▶ [Instruction]: Only the number is wanted: how many lines contain the word "Plan"?

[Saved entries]
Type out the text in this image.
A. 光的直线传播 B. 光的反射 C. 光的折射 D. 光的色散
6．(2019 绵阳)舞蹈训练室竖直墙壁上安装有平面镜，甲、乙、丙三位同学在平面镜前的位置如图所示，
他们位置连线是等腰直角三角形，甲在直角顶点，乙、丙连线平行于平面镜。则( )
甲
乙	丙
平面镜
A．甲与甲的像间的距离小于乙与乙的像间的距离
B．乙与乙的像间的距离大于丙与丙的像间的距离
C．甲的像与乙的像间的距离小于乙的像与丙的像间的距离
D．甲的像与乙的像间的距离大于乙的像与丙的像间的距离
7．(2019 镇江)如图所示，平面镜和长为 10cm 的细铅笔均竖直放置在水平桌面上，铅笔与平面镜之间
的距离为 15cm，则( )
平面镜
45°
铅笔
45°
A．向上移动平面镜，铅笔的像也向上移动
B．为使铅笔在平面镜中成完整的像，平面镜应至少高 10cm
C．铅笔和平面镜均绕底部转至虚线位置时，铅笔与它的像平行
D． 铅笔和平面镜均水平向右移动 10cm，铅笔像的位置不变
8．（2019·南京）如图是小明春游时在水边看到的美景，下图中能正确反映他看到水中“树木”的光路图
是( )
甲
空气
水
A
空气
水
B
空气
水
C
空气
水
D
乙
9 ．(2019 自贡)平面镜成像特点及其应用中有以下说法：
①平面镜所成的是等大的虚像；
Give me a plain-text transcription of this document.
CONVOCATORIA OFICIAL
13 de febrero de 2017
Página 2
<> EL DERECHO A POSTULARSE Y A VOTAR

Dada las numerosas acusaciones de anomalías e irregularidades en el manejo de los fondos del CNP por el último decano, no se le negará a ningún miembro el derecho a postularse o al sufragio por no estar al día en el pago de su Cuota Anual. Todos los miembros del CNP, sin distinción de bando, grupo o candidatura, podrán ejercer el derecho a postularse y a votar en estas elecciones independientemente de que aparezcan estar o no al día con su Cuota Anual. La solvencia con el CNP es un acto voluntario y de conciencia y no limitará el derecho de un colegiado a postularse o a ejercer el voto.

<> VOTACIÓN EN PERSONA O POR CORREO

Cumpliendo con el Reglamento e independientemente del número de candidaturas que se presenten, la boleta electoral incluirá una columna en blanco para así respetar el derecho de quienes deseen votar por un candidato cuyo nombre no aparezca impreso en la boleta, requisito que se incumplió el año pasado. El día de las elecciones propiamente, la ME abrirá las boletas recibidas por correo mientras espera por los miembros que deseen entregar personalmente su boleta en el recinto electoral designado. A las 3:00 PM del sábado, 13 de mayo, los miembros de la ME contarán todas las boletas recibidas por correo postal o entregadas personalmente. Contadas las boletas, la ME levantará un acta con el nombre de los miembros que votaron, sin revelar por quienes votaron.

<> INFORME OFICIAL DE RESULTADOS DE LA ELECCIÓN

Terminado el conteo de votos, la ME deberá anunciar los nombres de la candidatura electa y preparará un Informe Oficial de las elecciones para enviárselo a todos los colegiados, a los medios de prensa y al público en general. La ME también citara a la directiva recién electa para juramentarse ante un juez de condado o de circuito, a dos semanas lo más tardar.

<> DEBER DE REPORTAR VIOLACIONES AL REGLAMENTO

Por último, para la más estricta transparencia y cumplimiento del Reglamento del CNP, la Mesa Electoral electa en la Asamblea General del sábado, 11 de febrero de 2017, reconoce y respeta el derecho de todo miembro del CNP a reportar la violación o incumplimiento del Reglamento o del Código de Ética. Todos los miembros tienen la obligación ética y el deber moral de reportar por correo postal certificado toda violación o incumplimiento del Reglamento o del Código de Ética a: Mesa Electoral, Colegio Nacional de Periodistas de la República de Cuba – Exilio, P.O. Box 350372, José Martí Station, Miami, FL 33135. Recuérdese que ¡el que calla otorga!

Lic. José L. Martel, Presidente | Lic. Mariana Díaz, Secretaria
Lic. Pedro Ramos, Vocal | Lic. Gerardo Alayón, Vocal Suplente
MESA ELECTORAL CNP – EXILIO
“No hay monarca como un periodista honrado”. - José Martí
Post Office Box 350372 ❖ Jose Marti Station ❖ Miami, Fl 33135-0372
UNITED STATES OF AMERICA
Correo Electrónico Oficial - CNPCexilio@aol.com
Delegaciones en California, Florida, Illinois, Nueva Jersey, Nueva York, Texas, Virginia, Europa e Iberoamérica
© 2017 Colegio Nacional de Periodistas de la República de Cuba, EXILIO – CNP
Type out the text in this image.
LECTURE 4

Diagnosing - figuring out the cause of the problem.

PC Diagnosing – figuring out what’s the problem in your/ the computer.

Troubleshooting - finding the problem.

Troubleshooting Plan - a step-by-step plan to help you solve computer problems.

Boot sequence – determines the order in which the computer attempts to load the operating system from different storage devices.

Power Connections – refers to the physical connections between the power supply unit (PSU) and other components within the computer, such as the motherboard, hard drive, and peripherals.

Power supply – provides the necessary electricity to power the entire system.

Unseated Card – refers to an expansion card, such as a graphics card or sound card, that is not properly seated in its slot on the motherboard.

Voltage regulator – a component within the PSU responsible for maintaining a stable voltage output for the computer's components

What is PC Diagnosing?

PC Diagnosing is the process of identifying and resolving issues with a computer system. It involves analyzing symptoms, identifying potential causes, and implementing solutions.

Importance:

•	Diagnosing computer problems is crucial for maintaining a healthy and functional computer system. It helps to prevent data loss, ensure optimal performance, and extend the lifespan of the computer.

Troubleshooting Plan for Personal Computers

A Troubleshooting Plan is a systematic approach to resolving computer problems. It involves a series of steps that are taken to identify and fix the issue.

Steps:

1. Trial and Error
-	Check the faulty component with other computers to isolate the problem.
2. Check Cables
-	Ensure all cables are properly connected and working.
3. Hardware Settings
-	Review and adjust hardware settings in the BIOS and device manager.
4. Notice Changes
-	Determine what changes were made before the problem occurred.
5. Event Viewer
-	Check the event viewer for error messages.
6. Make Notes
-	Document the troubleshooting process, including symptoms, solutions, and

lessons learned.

▶ [Response]: 3